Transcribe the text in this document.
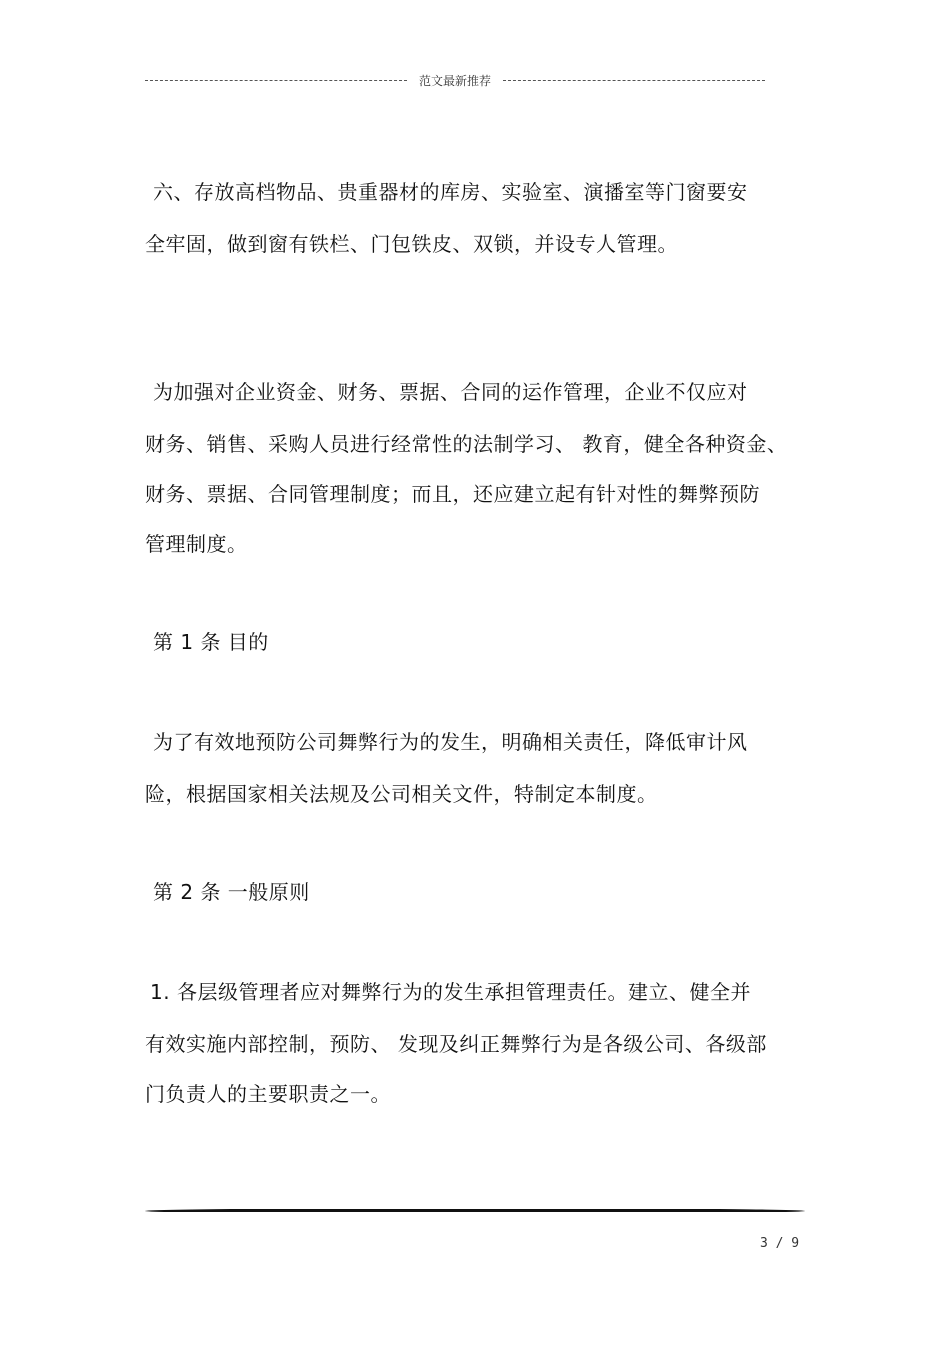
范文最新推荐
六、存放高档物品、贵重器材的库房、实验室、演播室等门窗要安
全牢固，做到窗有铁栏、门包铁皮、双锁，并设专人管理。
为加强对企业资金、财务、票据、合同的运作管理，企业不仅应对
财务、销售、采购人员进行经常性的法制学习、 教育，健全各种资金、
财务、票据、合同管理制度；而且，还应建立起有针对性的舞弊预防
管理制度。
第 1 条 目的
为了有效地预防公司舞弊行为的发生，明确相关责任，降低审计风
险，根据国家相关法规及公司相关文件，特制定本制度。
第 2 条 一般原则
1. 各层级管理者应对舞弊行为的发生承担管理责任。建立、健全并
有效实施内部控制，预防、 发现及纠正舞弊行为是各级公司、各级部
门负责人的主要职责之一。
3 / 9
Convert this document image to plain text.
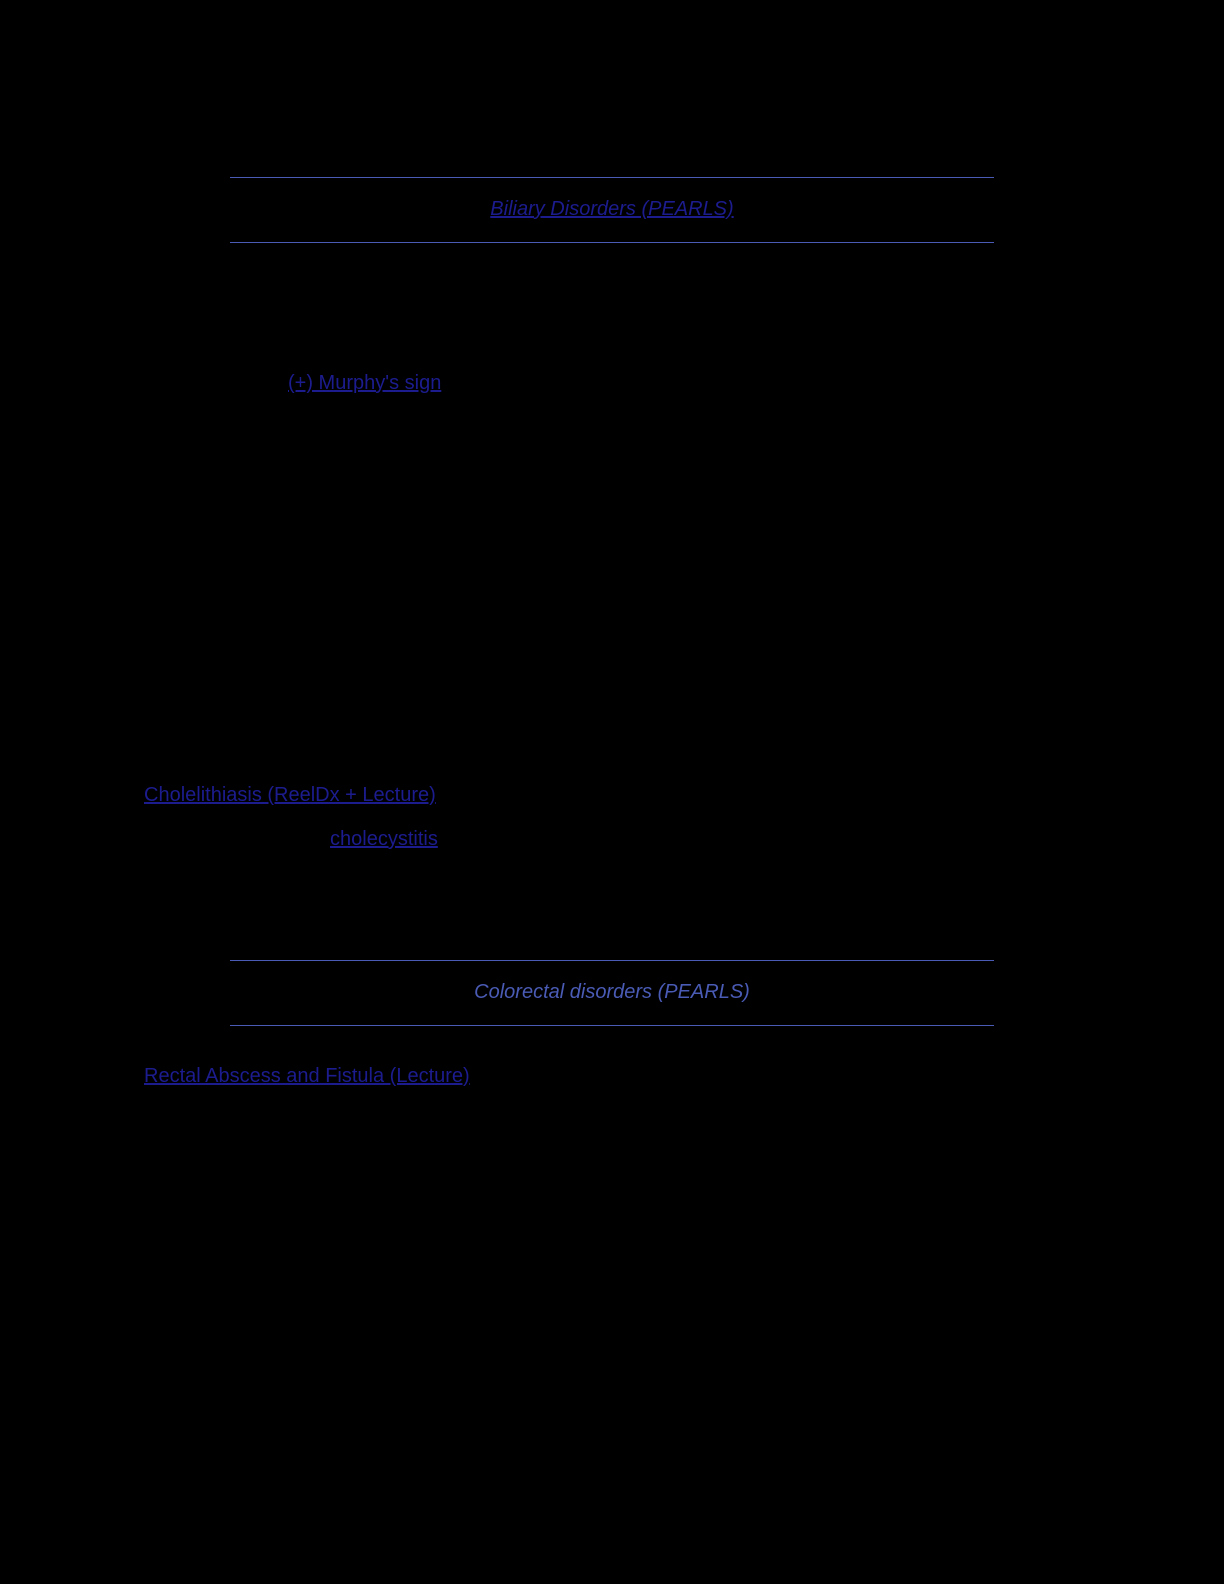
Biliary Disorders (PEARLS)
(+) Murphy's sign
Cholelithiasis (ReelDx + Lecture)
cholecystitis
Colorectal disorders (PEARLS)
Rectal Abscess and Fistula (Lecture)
════════════════
__Short problem__
Without including the pictures, return each record above exactly as it stands.

__Solution to this exercise__
Transcribe the text in this document.
范文最新推荐
六、存放高档物品、贵重器材的库房、实验室、演播室等门窗要安
全牢固，做到窗有铁栏、门包铁皮、双锁，并设专人管理。
为加强对企业资金、财务、票据、合同的运作管理，企业不仅应对
财务、销售、采购人员进行经常性的法制学习、 教育，健全各种资金、
财务、票据、合同管理制度；而且，还应建立起有针对性的舞弊预防
管理制度。
第 1 条 目的
为了有效地预防公司舞弊行为的发生，明确相关责任，降低审计风
险，根据国家相关法规及公司相关文件，特制定本制度。
第 2 条 一般原则
1. 各层级管理者应对舞弊行为的发生承担管理责任。建立、健全并
有效实施内部控制，预防、 发现及纠正舞弊行为是各级公司、各级部
门负责人的主要职责之一。
3 / 9
Convert this document image to plain text.
Biliary Disorders (PEARLS)
(+) Murphy's sign
Cholelithiasis (ReelDx + Lecture)
cholecystitis
Colorectal disorders (PEARLS)
Rectal Abscess and Fistula (Lecture)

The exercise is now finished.